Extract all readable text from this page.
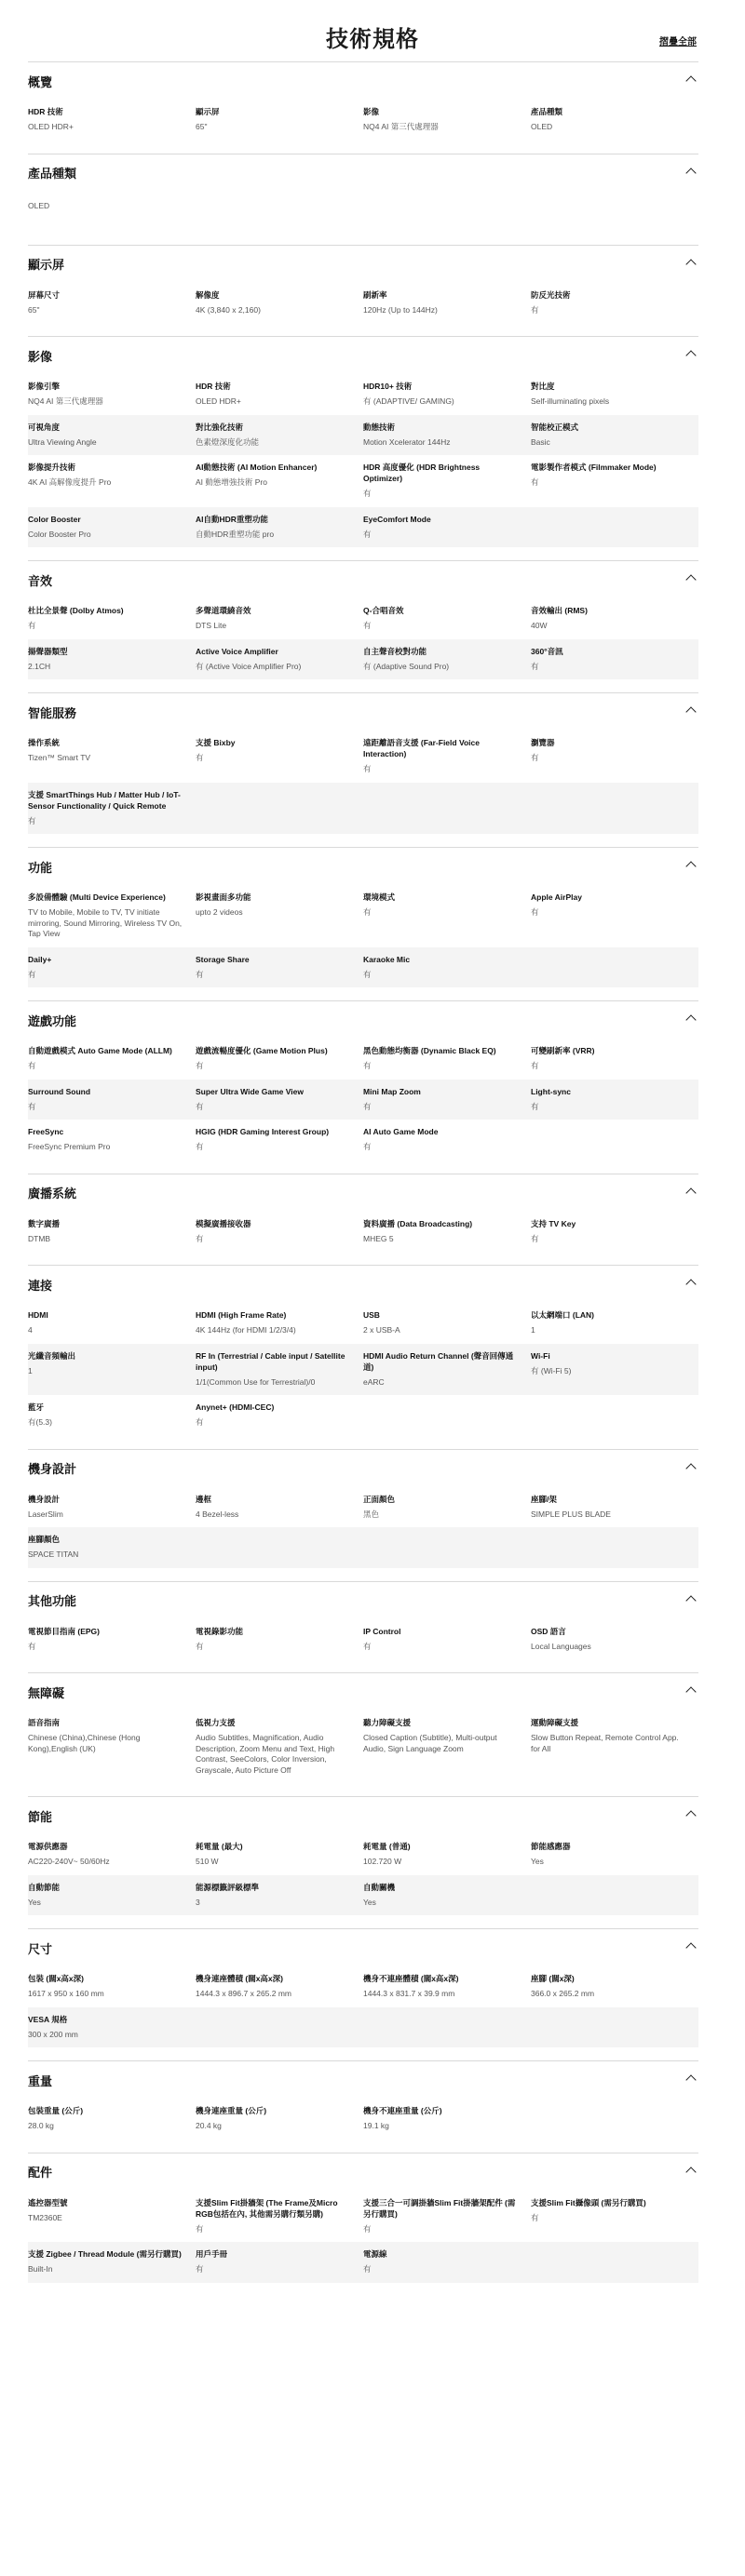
技術規格	摺疊全部
概覽
HDR 技術
OLED HDR+
顯示屏
65"
影像
NQ4 AI 第三代處理器
產品種類
OLED
產品種類
OLED
顯示屏
屏幕尺寸
65"
解像度
4K (3,840 x 2,160)
刷新率
120Hz (Up to 144Hz)
防反光技術
有
影像
影像引擎
NQ4 AI 第三代處理器
HDR 技術
OLED HDR+
HDR10+ 技術
有 (ADAPTIVE/ GAMING)
對比度
Self-illuminating pixels
可視角度
Ultra Viewing Angle
對比強化技術
色素燈深度化功能
動態技術
Motion Xcelerator 144Hz
智能校正模式
Basic
影像提升技術
4K AI 高解像度提升 Pro
AI動態技術 (AI Motion Enhancer)
AI 動態增強技術 Pro
HDR 高度優化 (HDR Brightness Optimizer)
有
電影製作者模式 (Filmmaker Mode)
有
Color Booster
Color Booster Pro
AI自動HDR重塑功能
自動HDR重塑功能 pro
EyeComfort Mode
有
音效
杜比全景聲 (Dolby Atmos)
有
多聲道環繞音效
DTS Lite
Q-合唱音效
有
音效輸出 (RMS)
40W
揚聲器類型
2.1CH
Active Voice Amplifier
有 (Active Voice Amplifier Pro)
自主聲音校對功能
有 (Adaptive Sound Pro)
360°音訊
有
智能服務
操作系統
Tizen™ Smart TV
支援 Bixby
有
遠距離語音支援 (Far-Field Voice Interaction)
有
瀏覽器
有
支援 SmartThings Hub / Matter Hub / IoT-Sensor Functionality / Quick Remote
有
功能
多設備體驗 (Multi Device Experience)
TV to Mobile, Mobile to TV, TV initiate mirroring, Sound Mirroring, Wireless TV On, Tap View
影視畫面多功能
upto 2 videos
環境模式
有
Apple AirPlay
有
Daily+
有
Storage Share
有
Karaoke Mic
有
遊戲功能
自動遊戲模式 Auto Game Mode (ALLM)
有
遊戲流暢度優化 (Game Motion Plus)
有
黑色動態均衡器 (Dynamic Black EQ)
有
可變刷新率 (VRR)
有
Surround Sound
有
Super Ultra Wide Game View
有
Mini Map Zoom
有
Light-sync
有
FreeSync
FreeSync Premium Pro
HGIG (HDR Gaming Interest Group)
有
AI Auto Game Mode
有
廣播系統
數字廣播
DTMB
模擬廣播接收器
有
資料廣播 (Data Broadcasting)
MHEG 5
支持 TV Key
有
連接
HDMI
4
HDMI (High Frame Rate)
4K 144Hz (for HDMI 1/2/3/4)
USB
2 x USB-A
以太網端口 (LAN)
1
光纖音頻輸出
1
RF In (Terrestrial / Cable input / Satellite input)
1/1(Common Use for Terrestrial)/0
HDMI Audio Return Channel (聲音回傳通道)
eARC
Wi-Fi
有 (Wi-Fi 5)
藍牙
有(5.3)
Anynet+ (HDMI-CEC)
有
機身設計
機身設計
LaserSlim
邊框
4 Bezel-less
正面顏色
黑色
座腳/架
SIMPLE PLUS BLADE
座腳顏色
SPACE TITAN
其他功能
電視節目指南 (EPG)
有
電視錄影功能
有
IP Control
有
OSD 語言
Local Languages
無障礙
語音指南
Chinese (China),Chinese (Hong Kong),English (UK)
低視力支援
Audio Subtitles, Magnification, Audio Description, Zoom Menu and Text, High Contrast, SeeColors, Color Inversion, Grayscale, Auto Picture Off
聽力障礙支援
Closed Caption (Subtitle), Multi-output Audio, Sign Language Zoom
運動障礙支援
Slow Button Repeat, Remote Control App. for All
節能
電源供應器
AC220-240V~ 50/60Hz
耗電量 (最大)
510 W
耗電量 (普通)
102.720 W
節能感應器
Yes
自動節能
Yes
能源標籤評級標準
3
自動關機
Yes
尺寸
包裝 (闊x高x深)
1617 x 950 x 160 mm
機身連座體積 (闊x高x深)
1444.3 x 896.7 x 265.2 mm
機身不連座體積 (闊x高x深)
1444.3 x 831.7 x 39.9 mm
座腳 (闊x深)
366.0 x 265.2 mm
VESA 規格
300 x 200 mm
重量
包裝重量 (公斤)
28.0 kg
機身連座重量 (公斤)
20.4 kg
機身不連座重量 (公斤)
19.1 kg
配件
遙控器型號
TM2360E
支援Slim Fit掛牆架 (The Frame及Micro RGB包括在內, 其他需另購行類另購)
有
支援三合一可調掛牆Slim Fit掛牆架配件 (需另行購買)
有
支援Slim Fit攝像頭 (需另行購買)
有
支援 Zigbee / Thread Module (需另行購買)
Built-In
用戶手冊
有
電源線
有
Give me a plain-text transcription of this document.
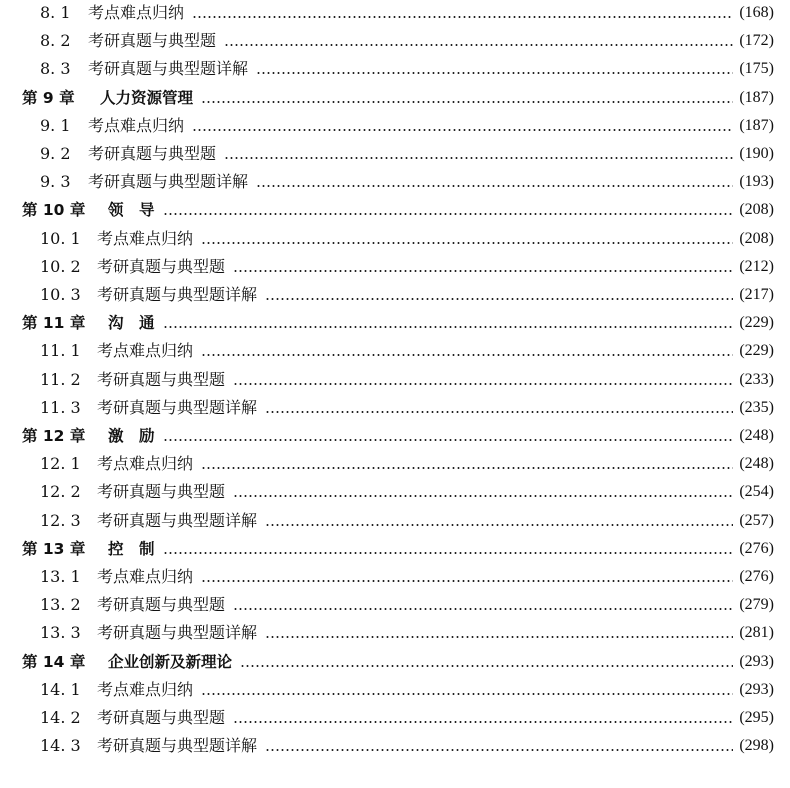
8. 1 考点难点归纳	(168)
8. 2 考研真题与典型题	(172)
8. 3 考研真题与典型题详解	(175)
第 9 章 人力资源管理	(187)
9. 1 考点难点归纳	(187)
9. 2 考研真题与典型题	(190)
9. 3 考研真题与典型题详解	(193)
第 10 章 领　导	(208)
10. 1 考点难点归纳	(208)
10. 2 考研真题与典型题	(212)
10. 3 考研真题与典型题详解	(217)
第 11 章 沟　通	(229)
11. 1 考点难点归纳	(229)
11. 2 考研真题与典型题	(233)
11. 3 考研真题与典型题详解	(235)
第 12 章 激　励	(248)
12. 1 考点难点归纳	(248)
12. 2 考研真题与典型题	(254)
12. 3 考研真题与典型题详解	(257)
第 13 章 控　制	(276)
13. 1 考点难点归纳	(276)
13. 2 考研真题与典型题	(279)
13. 3 考研真题与典型题详解	(281)
第 14 章 企业创新及新理论	(293)
14. 1 考点难点归纳	(293)
14. 2 考研真题与典型题	(295)
14. 3 考研真题与典型题详解	(298)
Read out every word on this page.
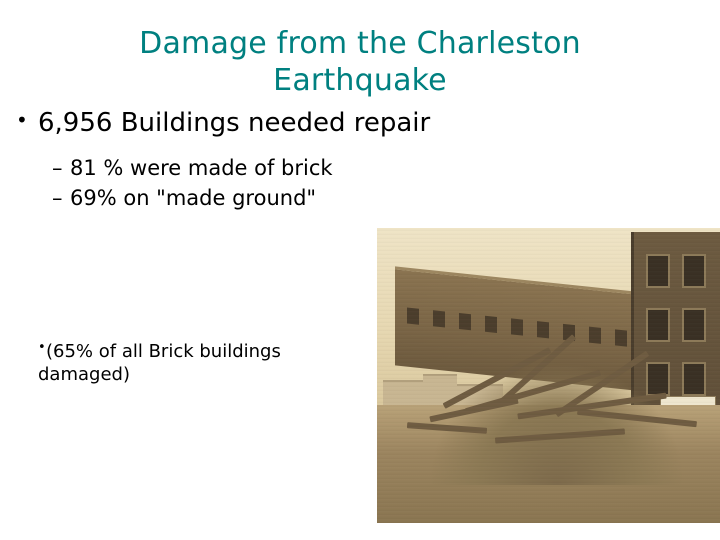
Damage from the Charleston Earthquake
• 6,956 Buildings needed repair
– 81 % were made of brick
– 69% on "made ground"
•(65% of all Brick buildings damaged)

--------------------------------------------------

**EXERCISE REQUIREMENTS:** Looking at the material above, count the lines that hold "Control" and give the total alone.

**WRITTEN REPLY:** 2